=== TASK TO CARRY OUT ===
Copy out every line exactly as given.

=== RECORDS SUPPLIED ===

______________________________

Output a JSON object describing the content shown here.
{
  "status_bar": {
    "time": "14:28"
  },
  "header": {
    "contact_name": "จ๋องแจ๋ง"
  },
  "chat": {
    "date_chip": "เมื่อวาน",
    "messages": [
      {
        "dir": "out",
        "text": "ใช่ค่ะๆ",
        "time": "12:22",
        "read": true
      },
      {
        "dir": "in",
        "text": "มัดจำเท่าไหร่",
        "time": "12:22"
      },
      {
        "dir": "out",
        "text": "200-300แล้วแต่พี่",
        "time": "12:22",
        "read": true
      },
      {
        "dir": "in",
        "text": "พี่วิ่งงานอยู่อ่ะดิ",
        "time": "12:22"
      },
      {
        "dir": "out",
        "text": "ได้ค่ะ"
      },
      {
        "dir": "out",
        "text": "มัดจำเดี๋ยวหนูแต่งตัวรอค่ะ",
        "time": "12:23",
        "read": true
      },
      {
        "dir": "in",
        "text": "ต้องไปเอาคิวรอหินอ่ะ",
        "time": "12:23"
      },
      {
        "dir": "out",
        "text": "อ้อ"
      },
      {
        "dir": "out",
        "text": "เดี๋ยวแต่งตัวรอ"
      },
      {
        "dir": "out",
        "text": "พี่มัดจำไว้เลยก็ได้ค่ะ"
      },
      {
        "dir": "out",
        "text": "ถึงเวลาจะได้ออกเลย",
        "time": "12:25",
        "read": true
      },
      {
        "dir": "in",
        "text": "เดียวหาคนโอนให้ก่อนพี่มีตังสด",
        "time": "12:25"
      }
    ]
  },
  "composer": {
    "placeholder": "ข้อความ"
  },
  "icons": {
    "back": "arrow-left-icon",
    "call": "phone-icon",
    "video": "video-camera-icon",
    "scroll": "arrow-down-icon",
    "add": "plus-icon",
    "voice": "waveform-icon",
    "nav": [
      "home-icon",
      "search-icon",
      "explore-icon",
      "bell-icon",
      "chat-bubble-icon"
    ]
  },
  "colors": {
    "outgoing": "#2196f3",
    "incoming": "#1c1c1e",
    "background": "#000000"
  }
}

______________________________

=== ANSWER BELOW ===
Output a JSON object describing the content shown here.
{
  "status_bar": {
    "time": "14:28"
  },
  "header": {
    "contact_name": "จ๋องแจ๋ง"
  },
  "chat": {
    "date_chip": "เมื่อวาน",
    "messages": [
      {
        "dir": "out",
        "text": "ใช่ค่ะๆ",
        "time": "12:22",
        "read": true
      },
      {
        "dir": "in",
        "text": "มัดจำเท่าไหร่",
        "time": "12:22"
      },
      {
        "dir": "out",
        "text": "200-300แล้วแต่พี่",
        "time": "12:22",
        "read": true
      },
      {
        "dir": "in",
        "text": "พี่วิ่งงานอยู่อ่ะดิ",
        "time": "12:22"
      },
      {
        "dir": "out",
        "text": "ได้ค่ะ"
      },
      {
        "dir": "out",
        "text": "มัดจำเดี๋ยวหนูแต่งตัวรอค่ะ",
        "time": "12:23",
        "read": true
      },
      {
        "dir": "in",
        "text": "ต้องไปเอาคิวรอหินอ่ะ",
        "time": "12:23"
      },
      {
        "dir": "out",
        "text": "อ้อ"
      },
      {
        "dir": "out",
        "text": "เดี๋ยวแต่งตัวรอ"
      },
      {
        "dir": "out",
        "text": "พี่มัดจำไว้เลยก็ได้ค่ะ"
      },
      {
        "dir": "out",
        "text": "ถึงเวลาจะได้ออกเลย",
        "time": "12:25",
        "read": true
      },
      {
        "dir": "in",
        "text": "เดียวหาคนโอนให้ก่อนพี่มีตังสด",
        "time": "12:25"
      }
    ]
  },
  "composer": {
    "placeholder": "ข้อความ"
  },
  "icons": {
    "back": "arrow-left-icon",
    "call": "phone-icon",
    "video": "video-camera-icon",
    "scroll": "arrow-down-icon",
    "add": "plus-icon",
    "voice": "waveform-icon",
    "nav": [
      "home-icon",
      "search-icon",
      "explore-icon",
      "bell-icon",
      "chat-bubble-icon"
    ]
  },
  "colors": {
    "outgoing": "#2196f3",
    "incoming": "#1c1c1e",
    "background": "#000000"
  }
}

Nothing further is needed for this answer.